REQUIRED TASK. In the listing below, locate the lines bearing the word "Hour". Copy every one of them.

□ □ □ □ □

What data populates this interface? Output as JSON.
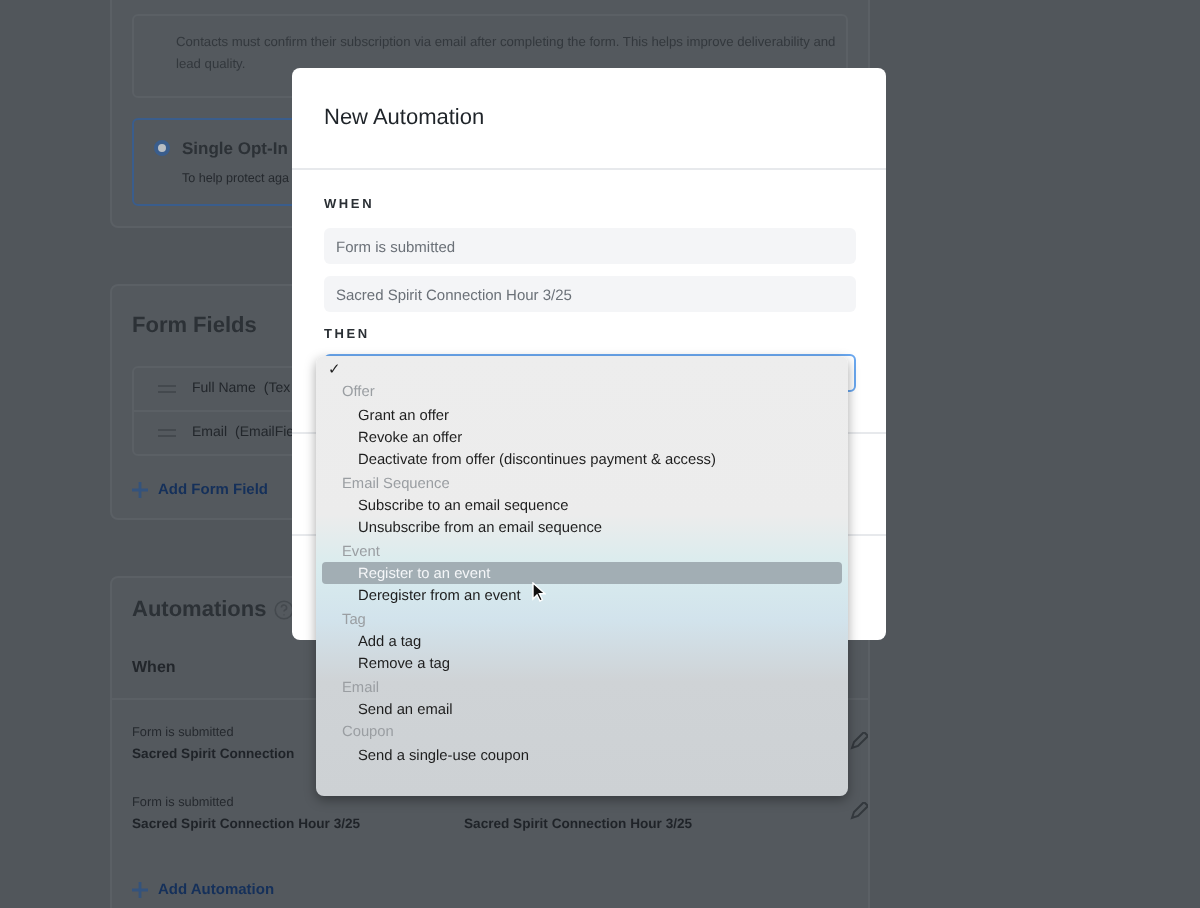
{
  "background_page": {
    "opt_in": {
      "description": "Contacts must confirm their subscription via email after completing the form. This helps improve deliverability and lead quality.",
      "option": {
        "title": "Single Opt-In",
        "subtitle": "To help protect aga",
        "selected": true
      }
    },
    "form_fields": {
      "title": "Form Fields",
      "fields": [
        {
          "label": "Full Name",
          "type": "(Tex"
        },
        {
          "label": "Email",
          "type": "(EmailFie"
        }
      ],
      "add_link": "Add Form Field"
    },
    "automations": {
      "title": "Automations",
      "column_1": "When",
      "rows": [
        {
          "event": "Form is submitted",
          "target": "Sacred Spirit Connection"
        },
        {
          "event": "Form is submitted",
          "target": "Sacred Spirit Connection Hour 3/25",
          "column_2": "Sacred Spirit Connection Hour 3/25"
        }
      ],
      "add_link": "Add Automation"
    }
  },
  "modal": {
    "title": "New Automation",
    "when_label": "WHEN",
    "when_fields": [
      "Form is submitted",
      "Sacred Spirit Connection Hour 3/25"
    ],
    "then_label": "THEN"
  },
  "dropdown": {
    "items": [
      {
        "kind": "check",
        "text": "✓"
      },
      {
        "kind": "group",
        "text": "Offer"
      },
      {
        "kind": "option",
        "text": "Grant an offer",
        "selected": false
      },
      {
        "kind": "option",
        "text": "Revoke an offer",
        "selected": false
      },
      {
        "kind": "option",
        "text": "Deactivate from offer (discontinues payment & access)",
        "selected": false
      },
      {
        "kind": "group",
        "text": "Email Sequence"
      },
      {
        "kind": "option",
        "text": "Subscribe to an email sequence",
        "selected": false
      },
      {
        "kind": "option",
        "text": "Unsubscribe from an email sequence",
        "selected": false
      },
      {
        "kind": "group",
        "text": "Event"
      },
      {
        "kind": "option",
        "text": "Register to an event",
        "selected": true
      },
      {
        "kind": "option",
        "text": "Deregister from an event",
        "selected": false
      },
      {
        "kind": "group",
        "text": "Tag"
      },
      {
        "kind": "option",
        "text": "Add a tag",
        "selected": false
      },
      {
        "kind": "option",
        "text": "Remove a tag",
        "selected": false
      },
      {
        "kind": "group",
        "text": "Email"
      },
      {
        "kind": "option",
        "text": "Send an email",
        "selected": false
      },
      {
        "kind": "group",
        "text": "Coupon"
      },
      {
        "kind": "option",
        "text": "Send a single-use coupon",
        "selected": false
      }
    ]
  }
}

□ □ □ □ □

WORKED SOLUTION.
          "target": "Sacred Spirit Connection Hour 3/25",
          "column_2": "Sacred Spirit Connection Hour 3/25"
      "Sacred Spirit Connection Hour 3/25"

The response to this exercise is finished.